Look through the data for the string "color". Copy every line where it is found.
---- Data for the task
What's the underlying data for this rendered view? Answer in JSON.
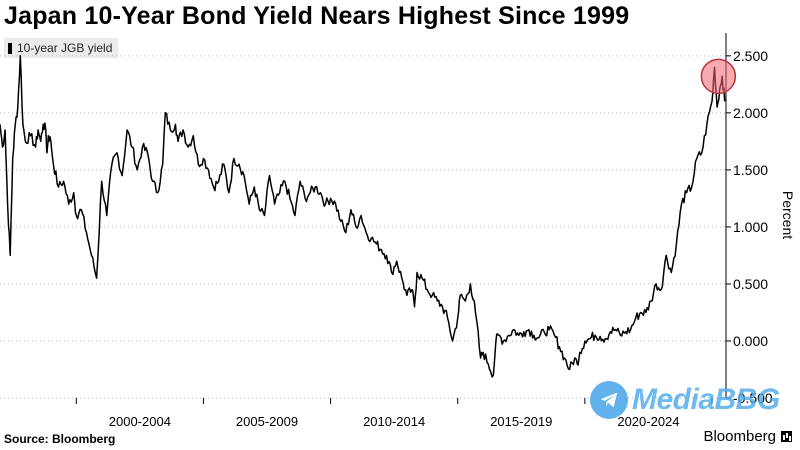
{
  "header": {
    "title": "Japan 10-Year Bond Yield Nears Highest Since 1999"
  },
  "footer": {
    "source": "Source: Bloomberg",
    "brand": "Bloomberg"
  },
  "watermark": {
    "text": "MediaBBG",
    "icon": "telegram-icon",
    "color": "#3aa0e8"
  },
  "chart_data": {
    "type": "line",
    "title": "Japan 10-Year Bond Yield Nears Highest Since 1999",
    "ylabel": "Percent",
    "xlabel": "",
    "ylim": [
      -0.5,
      2.7
    ],
    "xlim": [
      1997.0,
      2025.55
    ],
    "y_axis_position": "right",
    "grid": "horizontal-dotted",
    "legend": {
      "placement": "top-left",
      "entries": [
        "10-year JGB yield"
      ]
    },
    "x_tick_labels": [
      {
        "label": "2000-2004",
        "center": 2002.5
      },
      {
        "label": "2005-2009",
        "center": 2007.5
      },
      {
        "label": "2010-2014",
        "center": 2012.5
      },
      {
        "label": "2015-2019",
        "center": 2017.5
      },
      {
        "label": "2020-2024",
        "center": 2022.5
      }
    ],
    "x_tick_marks": [
      2000,
      2005,
      2010,
      2015,
      2020,
      2025
    ],
    "y_ticks": [
      -0.5,
      0.0,
      0.5,
      1.0,
      1.5,
      2.0,
      2.5
    ],
    "y_tick_labels": [
      "-0.500",
      "0.000",
      "0.500",
      "1.000",
      "1.500",
      "2.000",
      "2.500"
    ],
    "highlight": {
      "x": 2025.25,
      "y": 2.32,
      "color": "#f0646e"
    },
    "series": [
      {
        "name": "10-year JGB yield",
        "color": "#000000",
        "x": [
          1997.0,
          1997.1,
          1997.2,
          1997.3,
          1997.4,
          1997.5,
          1997.6,
          1997.7,
          1997.8,
          1997.9,
          1998.0,
          1998.2,
          1998.4,
          1998.5,
          1998.6,
          1998.7,
          1998.8,
          1998.85,
          1998.9,
          1999.0,
          1999.1,
          1999.3,
          1999.5,
          1999.7,
          1999.9,
          2000.0,
          2000.2,
          2000.4,
          2000.6,
          2000.8,
          2001.0,
          2001.2,
          2001.4,
          2001.6,
          2001.8,
          2002.0,
          2002.2,
          2002.4,
          2002.6,
          2002.8,
          2003.0,
          2003.2,
          2003.4,
          2003.5,
          2003.7,
          2003.9,
          2004.0,
          2004.2,
          2004.4,
          2004.6,
          2004.8,
          2005.0,
          2005.2,
          2005.4,
          2005.6,
          2005.8,
          2006.0,
          2006.2,
          2006.4,
          2006.6,
          2006.8,
          2007.0,
          2007.2,
          2007.4,
          2007.6,
          2007.8,
          2008.0,
          2008.2,
          2008.4,
          2008.6,
          2008.8,
          2009.0,
          2009.2,
          2009.4,
          2009.6,
          2009.8,
          2010.0,
          2010.2,
          2010.4,
          2010.6,
          2010.8,
          2011.0,
          2011.2,
          2011.4,
          2011.6,
          2011.8,
          2012.0,
          2012.2,
          2012.4,
          2012.6,
          2012.8,
          2013.0,
          2013.2,
          2013.3,
          2013.4,
          2013.6,
          2013.8,
          2014.0,
          2014.2,
          2014.4,
          2014.6,
          2014.8,
          2015.0,
          2015.1,
          2015.3,
          2015.5,
          2015.7,
          2015.9,
          2016.0,
          2016.2,
          2016.4,
          2016.5,
          2016.6,
          2016.8,
          2017.0,
          2017.2,
          2017.4,
          2017.6,
          2017.8,
          2018.0,
          2018.2,
          2018.4,
          2018.6,
          2018.8,
          2019.0,
          2019.2,
          2019.4,
          2019.6,
          2019.7,
          2019.8,
          2020.0,
          2020.2,
          2020.4,
          2020.6,
          2020.8,
          2021.0,
          2021.2,
          2021.4,
          2021.6,
          2021.8,
          2022.0,
          2022.2,
          2022.4,
          2022.6,
          2022.8,
          2023.0,
          2023.2,
          2023.4,
          2023.6,
          2023.8,
          2024.0,
          2024.2,
          2024.4,
          2024.6,
          2024.8,
          2025.0,
          2025.1,
          2025.2,
          2025.3,
          2025.4,
          2025.5
        ],
        "y": [
          1.9,
          1.7,
          1.85,
          1.2,
          0.75,
          1.6,
          1.9,
          2.05,
          2.5,
          1.9,
          1.75,
          1.8,
          1.7,
          1.85,
          1.75,
          1.9,
          1.85,
          1.65,
          1.8,
          1.75,
          1.55,
          1.35,
          1.4,
          1.2,
          1.3,
          1.1,
          1.15,
          0.95,
          0.75,
          0.55,
          1.4,
          1.1,
          1.55,
          1.65,
          1.45,
          1.85,
          1.7,
          1.5,
          1.7,
          1.65,
          1.4,
          1.3,
          1.55,
          2.0,
          1.85,
          1.9,
          1.75,
          1.85,
          1.7,
          1.8,
          1.55,
          1.6,
          1.5,
          1.35,
          1.4,
          1.55,
          1.3,
          1.6,
          1.55,
          1.45,
          1.2,
          1.35,
          1.15,
          1.1,
          1.45,
          1.2,
          1.3,
          1.4,
          1.25,
          1.1,
          1.4,
          1.25,
          1.3,
          1.35,
          1.3,
          1.2,
          1.25,
          1.2,
          1.05,
          0.95,
          1.15,
          1.0,
          1.1,
          0.95,
          0.9,
          0.85,
          0.8,
          0.75,
          0.6,
          0.7,
          0.55,
          0.4,
          0.45,
          0.3,
          0.6,
          0.55,
          0.45,
          0.4,
          0.35,
          0.3,
          0.2,
          0.0,
          0.2,
          0.4,
          0.35,
          0.5,
          0.25,
          -0.15,
          -0.1,
          -0.2,
          -0.3,
          0.0,
          0.05,
          0.0,
          0.05,
          0.1,
          0.05,
          0.08,
          0.1,
          0.05,
          0.03,
          0.08,
          0.1,
          0.05,
          -0.05,
          -0.15,
          -0.25,
          -0.15,
          -0.2,
          -0.1,
          0.0,
          0.02,
          0.05,
          0.04,
          0.02,
          0.08,
          0.1,
          0.05,
          0.08,
          0.1,
          0.2,
          0.25,
          0.25,
          0.35,
          0.5,
          0.45,
          0.75,
          0.6,
          0.85,
          1.2,
          1.3,
          1.35,
          1.6,
          1.65,
          1.9,
          2.1,
          2.4,
          2.05,
          2.2,
          2.32,
          2.1
        ]
      }
    ]
  }
}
--------
**Solution to this problem**
    "color": "#3aa0e8"
      "color": "#f0646e"
        "color": "#000000",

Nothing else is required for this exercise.